++++ The records ++++

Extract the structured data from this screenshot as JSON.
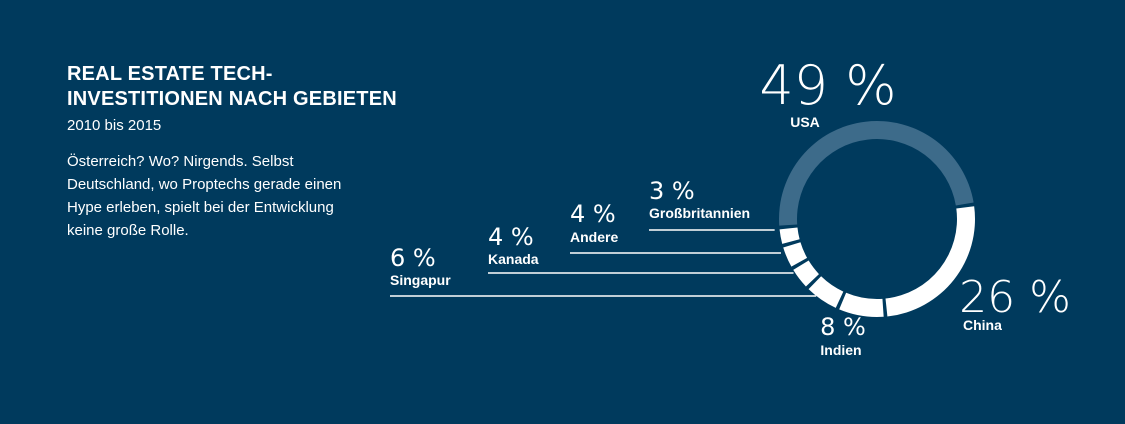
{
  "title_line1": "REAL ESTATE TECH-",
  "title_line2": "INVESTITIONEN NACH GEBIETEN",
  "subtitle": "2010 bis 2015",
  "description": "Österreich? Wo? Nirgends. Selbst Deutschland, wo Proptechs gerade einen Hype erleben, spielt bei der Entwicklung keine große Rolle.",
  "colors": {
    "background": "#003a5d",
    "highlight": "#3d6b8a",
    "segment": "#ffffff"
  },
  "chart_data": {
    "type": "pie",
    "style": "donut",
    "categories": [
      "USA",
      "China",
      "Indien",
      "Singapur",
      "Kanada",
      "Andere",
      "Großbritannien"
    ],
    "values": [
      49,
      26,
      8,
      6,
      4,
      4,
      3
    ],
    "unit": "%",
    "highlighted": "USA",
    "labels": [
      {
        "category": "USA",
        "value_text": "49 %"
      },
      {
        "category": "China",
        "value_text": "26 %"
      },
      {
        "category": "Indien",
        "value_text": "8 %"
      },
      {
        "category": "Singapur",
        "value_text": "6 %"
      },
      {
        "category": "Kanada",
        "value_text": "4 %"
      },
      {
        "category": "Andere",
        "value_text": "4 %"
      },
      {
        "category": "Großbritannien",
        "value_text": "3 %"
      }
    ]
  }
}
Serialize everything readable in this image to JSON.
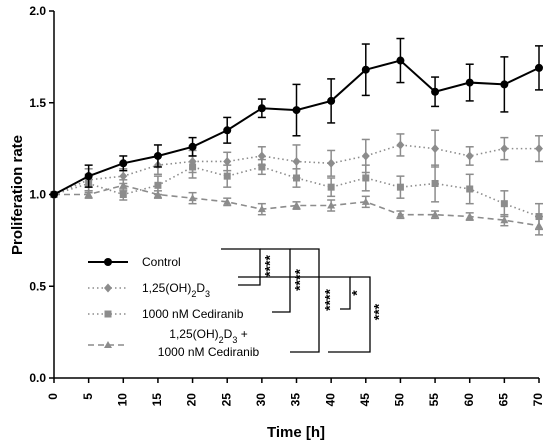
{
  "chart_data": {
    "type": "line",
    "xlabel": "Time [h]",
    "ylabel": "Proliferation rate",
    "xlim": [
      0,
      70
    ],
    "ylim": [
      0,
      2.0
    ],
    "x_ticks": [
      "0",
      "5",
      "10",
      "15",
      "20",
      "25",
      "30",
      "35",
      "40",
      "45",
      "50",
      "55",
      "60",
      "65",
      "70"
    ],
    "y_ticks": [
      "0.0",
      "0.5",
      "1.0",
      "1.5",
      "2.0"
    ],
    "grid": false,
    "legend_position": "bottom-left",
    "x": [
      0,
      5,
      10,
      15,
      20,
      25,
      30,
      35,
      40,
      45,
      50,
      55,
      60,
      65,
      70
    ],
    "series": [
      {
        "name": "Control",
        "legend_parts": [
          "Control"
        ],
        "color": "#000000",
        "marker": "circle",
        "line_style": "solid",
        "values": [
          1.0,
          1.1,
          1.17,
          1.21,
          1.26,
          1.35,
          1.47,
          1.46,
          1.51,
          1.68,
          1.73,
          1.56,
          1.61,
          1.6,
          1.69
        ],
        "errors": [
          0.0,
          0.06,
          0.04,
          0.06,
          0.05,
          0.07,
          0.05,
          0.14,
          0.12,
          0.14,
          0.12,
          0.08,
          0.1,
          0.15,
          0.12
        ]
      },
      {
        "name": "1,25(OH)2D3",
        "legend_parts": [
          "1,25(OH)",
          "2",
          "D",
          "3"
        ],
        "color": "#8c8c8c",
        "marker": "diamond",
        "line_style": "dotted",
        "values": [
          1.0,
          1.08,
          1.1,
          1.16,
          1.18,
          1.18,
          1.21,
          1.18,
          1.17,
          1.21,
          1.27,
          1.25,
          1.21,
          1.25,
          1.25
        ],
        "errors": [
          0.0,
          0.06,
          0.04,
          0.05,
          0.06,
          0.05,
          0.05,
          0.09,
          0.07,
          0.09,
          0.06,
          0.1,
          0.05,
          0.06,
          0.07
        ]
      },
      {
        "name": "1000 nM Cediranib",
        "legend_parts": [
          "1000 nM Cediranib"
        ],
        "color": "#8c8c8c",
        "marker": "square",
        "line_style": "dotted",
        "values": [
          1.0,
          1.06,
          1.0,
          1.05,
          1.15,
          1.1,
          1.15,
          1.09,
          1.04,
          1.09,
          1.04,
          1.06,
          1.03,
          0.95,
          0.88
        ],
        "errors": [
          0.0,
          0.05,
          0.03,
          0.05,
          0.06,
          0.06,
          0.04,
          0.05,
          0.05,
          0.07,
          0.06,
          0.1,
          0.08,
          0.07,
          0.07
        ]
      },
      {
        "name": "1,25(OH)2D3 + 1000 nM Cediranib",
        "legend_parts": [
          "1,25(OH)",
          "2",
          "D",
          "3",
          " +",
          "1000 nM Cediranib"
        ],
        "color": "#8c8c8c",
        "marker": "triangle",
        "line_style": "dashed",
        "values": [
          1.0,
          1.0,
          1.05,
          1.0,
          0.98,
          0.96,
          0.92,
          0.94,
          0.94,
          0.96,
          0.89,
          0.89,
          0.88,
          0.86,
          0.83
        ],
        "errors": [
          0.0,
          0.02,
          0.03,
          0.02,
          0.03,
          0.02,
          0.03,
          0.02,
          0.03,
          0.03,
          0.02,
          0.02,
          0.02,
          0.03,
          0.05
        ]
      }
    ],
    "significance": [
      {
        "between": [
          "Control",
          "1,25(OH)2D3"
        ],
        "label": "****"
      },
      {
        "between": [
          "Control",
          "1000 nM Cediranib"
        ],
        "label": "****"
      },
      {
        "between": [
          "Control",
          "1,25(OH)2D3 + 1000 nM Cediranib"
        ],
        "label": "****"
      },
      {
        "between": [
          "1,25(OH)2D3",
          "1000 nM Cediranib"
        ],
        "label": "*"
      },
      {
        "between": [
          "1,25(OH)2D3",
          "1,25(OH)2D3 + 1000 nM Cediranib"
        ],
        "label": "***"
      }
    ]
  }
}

++++

> **Task directions**
Make an exact copy of the listing above. Do not include the pictures.

> **Answer in full**
Extract the structured data from this screenshot as JSON.
{
  "title_line1": "REAL ESTATE TECH-",
  "title_line2": "INVESTITIONEN NACH GEBIETEN",
  "subtitle": "2010 bis 2015",
  "description": "Österreich? Wo? Nirgends. Selbst Deutschland, wo Proptechs gerade einen Hype erleben, spielt bei der Entwicklung keine große Rolle.",
  "colors": {
    "background": "#003a5d",
    "highlight": "#3d6b8a",
    "segment": "#ffffff"
  },
  "chart_data": {
    "type": "pie",
    "style": "donut",
    "categories": [
      "USA",
      "China",
      "Indien",
      "Singapur",
      "Kanada",
      "Andere",
      "Großbritannien"
    ],
    "values": [
      49,
      26,
      8,
      6,
      4,
      4,
      3
    ],
    "unit": "%",
    "highlighted": "USA",
    "labels": [
      {
        "category": "USA",
        "value_text": "49 %"
      },
      {
        "category": "China",
        "value_text": "26 %"
      },
      {
        "category": "Indien",
        "value_text": "8 %"
      },
      {
        "category": "Singapur",
        "value_text": "6 %"
      },
      {
        "category": "Kanada",
        "value_text": "4 %"
      },
      {
        "category": "Andere",
        "value_text": "4 %"
      },
      {
        "category": "Großbritannien",
        "value_text": "3 %"
      }
    ]
  }
}
Serialize everything readable in this image to JSON.
{
  "chart_data": {
    "type": "line",
    "xlabel": "Time [h]",
    "ylabel": "Proliferation rate",
    "xlim": [
      0,
      70
    ],
    "ylim": [
      0,
      2.0
    ],
    "x_ticks": [
      "0",
      "5",
      "10",
      "15",
      "20",
      "25",
      "30",
      "35",
      "40",
      "45",
      "50",
      "55",
      "60",
      "65",
      "70"
    ],
    "y_ticks": [
      "0.0",
      "0.5",
      "1.0",
      "1.5",
      "2.0"
    ],
    "grid": false,
    "legend_position": "bottom-left",
    "x": [
      0,
      5,
      10,
      15,
      20,
      25,
      30,
      35,
      40,
      45,
      50,
      55,
      60,
      65,
      70
    ],
    "series": [
      {
        "name": "Control",
        "legend_parts": [
          "Control"
        ],
        "color": "#000000",
        "marker": "circle",
        "line_style": "solid",
        "values": [
          1.0,
          1.1,
          1.17,
          1.21,
          1.26,
          1.35,
          1.47,
          1.46,
          1.51,
          1.68,
          1.73,
          1.56,
          1.61,
          1.6,
          1.69
        ],
        "errors": [
          0.0,
          0.06,
          0.04,
          0.06,
          0.05,
          0.07,
          0.05,
          0.14,
          0.12,
          0.14,
          0.12,
          0.08,
          0.1,
          0.15,
          0.12
        ]
      },
      {
        "name": "1,25(OH)2D3",
        "legend_parts": [
          "1,25(OH)",
          "2",
          "D",
          "3"
        ],
        "color": "#8c8c8c",
        "marker": "diamond",
        "line_style": "dotted",
        "values": [
          1.0,
          1.08,
          1.1,
          1.16,
          1.18,
          1.18,
          1.21,
          1.18,
          1.17,
          1.21,
          1.27,
          1.25,
          1.21,
          1.25,
          1.25
        ],
        "errors": [
          0.0,
          0.06,
          0.04,
          0.05,
          0.06,
          0.05,
          0.05,
          0.09,
          0.07,
          0.09,
          0.06,
          0.1,
          0.05,
          0.06,
          0.07
        ]
      },
      {
        "name": "1000 nM Cediranib",
        "legend_parts": [
          "1000 nM Cediranib"
        ],
        "color": "#8c8c8c",
        "marker": "square",
        "line_style": "dotted",
        "values": [
          1.0,
          1.06,
          1.0,
          1.05,
          1.15,
          1.1,
          1.15,
          1.09,
          1.04,
          1.09,
          1.04,
          1.06,
          1.03,
          0.95,
          0.88
        ],
        "errors": [
          0.0,
          0.05,
          0.03,
          0.05,
          0.06,
          0.06,
          0.04,
          0.05,
          0.05,
          0.07,
          0.06,
          0.1,
          0.08,
          0.07,
          0.07
        ]
      },
      {
        "name": "1,25(OH)2D3 + 1000 nM Cediranib",
        "legend_parts": [
          "1,25(OH)",
          "2",
          "D",
          "3",
          " +",
          "1000 nM Cediranib"
        ],
        "color": "#8c8c8c",
        "marker": "triangle",
        "line_style": "dashed",
        "values": [
          1.0,
          1.0,
          1.05,
          1.0,
          0.98,
          0.96,
          0.92,
          0.94,
          0.94,
          0.96,
          0.89,
          0.89,
          0.88,
          0.86,
          0.83
        ],
        "errors": [
          0.0,
          0.02,
          0.03,
          0.02,
          0.03,
          0.02,
          0.03,
          0.02,
          0.03,
          0.03,
          0.02,
          0.02,
          0.02,
          0.03,
          0.05
        ]
      }
    ],
    "significance": [
      {
        "between": [
          "Control",
          "1,25(OH)2D3"
        ],
        "label": "****"
      },
      {
        "between": [
          "Control",
          "1000 nM Cediranib"
        ],
        "label": "****"
      },
      {
        "between": [
          "Control",
          "1,25(OH)2D3 + 1000 nM Cediranib"
        ],
        "label": "****"
      },
      {
        "between": [
          "1,25(OH)2D3",
          "1000 nM Cediranib"
        ],
        "label": "*"
      },
      {
        "between": [
          "1,25(OH)2D3",
          "1,25(OH)2D3 + 1000 nM Cediranib"
        ],
        "label": "***"
      }
    ]
  }
}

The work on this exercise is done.